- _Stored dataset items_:
****************************************

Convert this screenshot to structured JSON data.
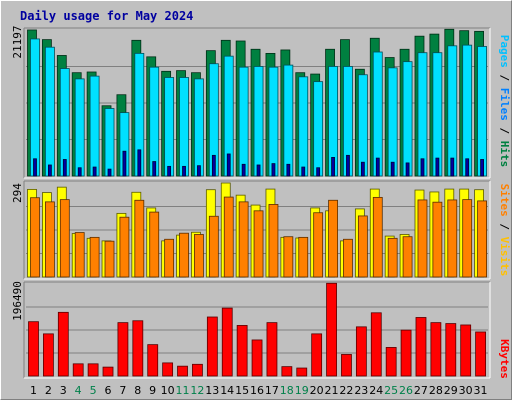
{
  "title": "Daily usage for May 2024",
  "chart_data": [
    {
      "type": "bar",
      "panel": "hits-files-pages",
      "categories": [
        "1",
        "2",
        "3",
        "4",
        "5",
        "6",
        "7",
        "8",
        "9",
        "10",
        "11",
        "12",
        "13",
        "14",
        "15",
        "16",
        "17",
        "18",
        "19",
        "20",
        "21",
        "22",
        "23",
        "24",
        "25",
        "26",
        "27",
        "28",
        "29",
        "30",
        "31"
      ],
      "ylabel_max": "21197",
      "ylim": [
        0,
        21197
      ],
      "series": [
        {
          "name": "Hits",
          "color": "#008040",
          "values": [
            21200,
            19800,
            17500,
            15000,
            15100,
            10200,
            11800,
            19700,
            17300,
            15200,
            15300,
            15000,
            18200,
            19700,
            19600,
            18400,
            17800,
            18300,
            15000,
            14800,
            18400,
            19800,
            15500,
            20000,
            17200,
            18400,
            20300,
            20600,
            21300,
            21100,
            21000
          ]
        },
        {
          "name": "Files",
          "color": "#00E0FF",
          "values": [
            19900,
            18700,
            15600,
            14100,
            14500,
            9800,
            9200,
            17800,
            15800,
            14300,
            14300,
            14100,
            16300,
            17400,
            15800,
            15900,
            15800,
            16100,
            14400,
            13700,
            15900,
            15900,
            14700,
            18000,
            15700,
            16600,
            17900,
            17900,
            18900,
            19000,
            18800
          ]
        },
        {
          "name": "Pages",
          "color": "#0000A0",
          "values": [
            2500,
            1600,
            2400,
            1200,
            1300,
            1000,
            3600,
            3800,
            2100,
            1400,
            1400,
            1500,
            3000,
            3200,
            1700,
            1600,
            1800,
            1700,
            1300,
            1200,
            2700,
            3000,
            2000,
            2600,
            2000,
            1900,
            2500,
            2600,
            2600,
            2500,
            2400
          ]
        }
      ]
    },
    {
      "type": "bar",
      "panel": "visits-sites",
      "categories": [
        "1",
        "2",
        "3",
        "4",
        "5",
        "6",
        "7",
        "8",
        "9",
        "10",
        "11",
        "12",
        "13",
        "14",
        "15",
        "16",
        "17",
        "18",
        "19",
        "20",
        "21",
        "22",
        "23",
        "24",
        "25",
        "26",
        "27",
        "28",
        "29",
        "30",
        "31"
      ],
      "ylabel_max": "294",
      "ylim": [
        0,
        294
      ],
      "series": [
        {
          "name": "Visits",
          "color": "#FFFF00",
          "values": [
            274,
            264,
            281,
            136,
            121,
            113,
            199,
            265,
            216,
            113,
            131,
            140,
            273,
            294,
            256,
            225,
            275,
            124,
            122,
            216,
            207,
            113,
            213,
            275,
            128,
            133,
            272,
            266,
            275,
            275,
            273
          ]
        },
        {
          "name": "Sites",
          "color": "#FF8000",
          "values": [
            248,
            235,
            242,
            139,
            124,
            112,
            187,
            240,
            203,
            118,
            137,
            133,
            190,
            250,
            235,
            207,
            227,
            126,
            124,
            201,
            240,
            118,
            191,
            249,
            121,
            126,
            241,
            234,
            241,
            242,
            238
          ]
        }
      ]
    },
    {
      "type": "bar",
      "panel": "kbytes",
      "categories": [
        "1",
        "2",
        "3",
        "4",
        "5",
        "6",
        "7",
        "8",
        "9",
        "10",
        "11",
        "12",
        "13",
        "14",
        "15",
        "16",
        "17",
        "18",
        "19",
        "20",
        "21",
        "22",
        "23",
        "24",
        "25",
        "26",
        "27",
        "28",
        "29",
        "30",
        "31"
      ],
      "ylabel_max": "196490",
      "ylim": [
        0,
        196490
      ],
      "series": [
        {
          "name": "KBytes",
          "color": "#FF0000",
          "values": [
            116000,
            90000,
            136000,
            26000,
            26000,
            19000,
            114000,
            118000,
            67000,
            28000,
            21000,
            25000,
            126000,
            145000,
            108000,
            77000,
            114000,
            20000,
            17000,
            90000,
            198000,
            46000,
            105000,
            135000,
            61000,
            98000,
            125000,
            114000,
            112000,
            109000,
            94000
          ]
        }
      ]
    }
  ],
  "legend_labels": {
    "hits": "Hits",
    "files": "Files",
    "pages": "Pages",
    "visits": "Visits",
    "sites": "Sites",
    "kbytes": "KBytes",
    "sep": " / "
  },
  "colors": {
    "hits_text": "#008040",
    "files_text": "#0080FF",
    "pages_text": "#00C0FF",
    "visits_text": "#FFC000",
    "sites_text": "#FF8000",
    "kbytes_text": "#FF0000",
    "weekend_day": "#00804A",
    "weekday_day": "#000000"
  },
  "weekend_days": [
    4,
    5,
    11,
    12,
    18,
    19,
    25,
    26
  ]
}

****************************************

- _What is required_: Write out each line of the data exactly; the images should be left out.

- _Response_:
Convert this screenshot to structured JSON data.
{
  "title": "Daily usage for May 2024",
  "chart_data": [
    {
      "type": "bar",
      "panel": "hits-files-pages",
      "categories": [
        "1",
        "2",
        "3",
        "4",
        "5",
        "6",
        "7",
        "8",
        "9",
        "10",
        "11",
        "12",
        "13",
        "14",
        "15",
        "16",
        "17",
        "18",
        "19",
        "20",
        "21",
        "22",
        "23",
        "24",
        "25",
        "26",
        "27",
        "28",
        "29",
        "30",
        "31"
      ],
      "ylabel_max": "21197",
      "ylim": [
        0,
        21197
      ],
      "series": [
        {
          "name": "Hits",
          "color": "#008040",
          "values": [
            21200,
            19800,
            17500,
            15000,
            15100,
            10200,
            11800,
            19700,
            17300,
            15200,
            15300,
            15000,
            18200,
            19700,
            19600,
            18400,
            17800,
            18300,
            15000,
            14800,
            18400,
            19800,
            15500,
            20000,
            17200,
            18400,
            20300,
            20600,
            21300,
            21100,
            21000
          ]
        },
        {
          "name": "Files",
          "color": "#00E0FF",
          "values": [
            19900,
            18700,
            15600,
            14100,
            14500,
            9800,
            9200,
            17800,
            15800,
            14300,
            14300,
            14100,
            16300,
            17400,
            15800,
            15900,
            15800,
            16100,
            14400,
            13700,
            15900,
            15900,
            14700,
            18000,
            15700,
            16600,
            17900,
            17900,
            18900,
            19000,
            18800
          ]
        },
        {
          "name": "Pages",
          "color": "#0000A0",
          "values": [
            2500,
            1600,
            2400,
            1200,
            1300,
            1000,
            3600,
            3800,
            2100,
            1400,
            1400,
            1500,
            3000,
            3200,
            1700,
            1600,
            1800,
            1700,
            1300,
            1200,
            2700,
            3000,
            2000,
            2600,
            2000,
            1900,
            2500,
            2600,
            2600,
            2500,
            2400
          ]
        }
      ]
    },
    {
      "type": "bar",
      "panel": "visits-sites",
      "categories": [
        "1",
        "2",
        "3",
        "4",
        "5",
        "6",
        "7",
        "8",
        "9",
        "10",
        "11",
        "12",
        "13",
        "14",
        "15",
        "16",
        "17",
        "18",
        "19",
        "20",
        "21",
        "22",
        "23",
        "24",
        "25",
        "26",
        "27",
        "28",
        "29",
        "30",
        "31"
      ],
      "ylabel_max": "294",
      "ylim": [
        0,
        294
      ],
      "series": [
        {
          "name": "Visits",
          "color": "#FFFF00",
          "values": [
            274,
            264,
            281,
            136,
            121,
            113,
            199,
            265,
            216,
            113,
            131,
            140,
            273,
            294,
            256,
            225,
            275,
            124,
            122,
            216,
            207,
            113,
            213,
            275,
            128,
            133,
            272,
            266,
            275,
            275,
            273
          ]
        },
        {
          "name": "Sites",
          "color": "#FF8000",
          "values": [
            248,
            235,
            242,
            139,
            124,
            112,
            187,
            240,
            203,
            118,
            137,
            133,
            190,
            250,
            235,
            207,
            227,
            126,
            124,
            201,
            240,
            118,
            191,
            249,
            121,
            126,
            241,
            234,
            241,
            242,
            238
          ]
        }
      ]
    },
    {
      "type": "bar",
      "panel": "kbytes",
      "categories": [
        "1",
        "2",
        "3",
        "4",
        "5",
        "6",
        "7",
        "8",
        "9",
        "10",
        "11",
        "12",
        "13",
        "14",
        "15",
        "16",
        "17",
        "18",
        "19",
        "20",
        "21",
        "22",
        "23",
        "24",
        "25",
        "26",
        "27",
        "28",
        "29",
        "30",
        "31"
      ],
      "ylabel_max": "196490",
      "ylim": [
        0,
        196490
      ],
      "series": [
        {
          "name": "KBytes",
          "color": "#FF0000",
          "values": [
            116000,
            90000,
            136000,
            26000,
            26000,
            19000,
            114000,
            118000,
            67000,
            28000,
            21000,
            25000,
            126000,
            145000,
            108000,
            77000,
            114000,
            20000,
            17000,
            90000,
            198000,
            46000,
            105000,
            135000,
            61000,
            98000,
            125000,
            114000,
            112000,
            109000,
            94000
          ]
        }
      ]
    }
  ],
  "legend_labels": {
    "hits": "Hits",
    "files": "Files",
    "pages": "Pages",
    "visits": "Visits",
    "sites": "Sites",
    "kbytes": "KBytes",
    "sep": " / "
  },
  "colors": {
    "hits_text": "#008040",
    "files_text": "#0080FF",
    "pages_text": "#00C0FF",
    "visits_text": "#FFC000",
    "sites_text": "#FF8000",
    "kbytes_text": "#FF0000",
    "weekend_day": "#00804A",
    "weekday_day": "#000000"
  },
  "weekend_days": [
    4,
    5,
    11,
    12,
    18,
    19,
    25,
    26
  ]
}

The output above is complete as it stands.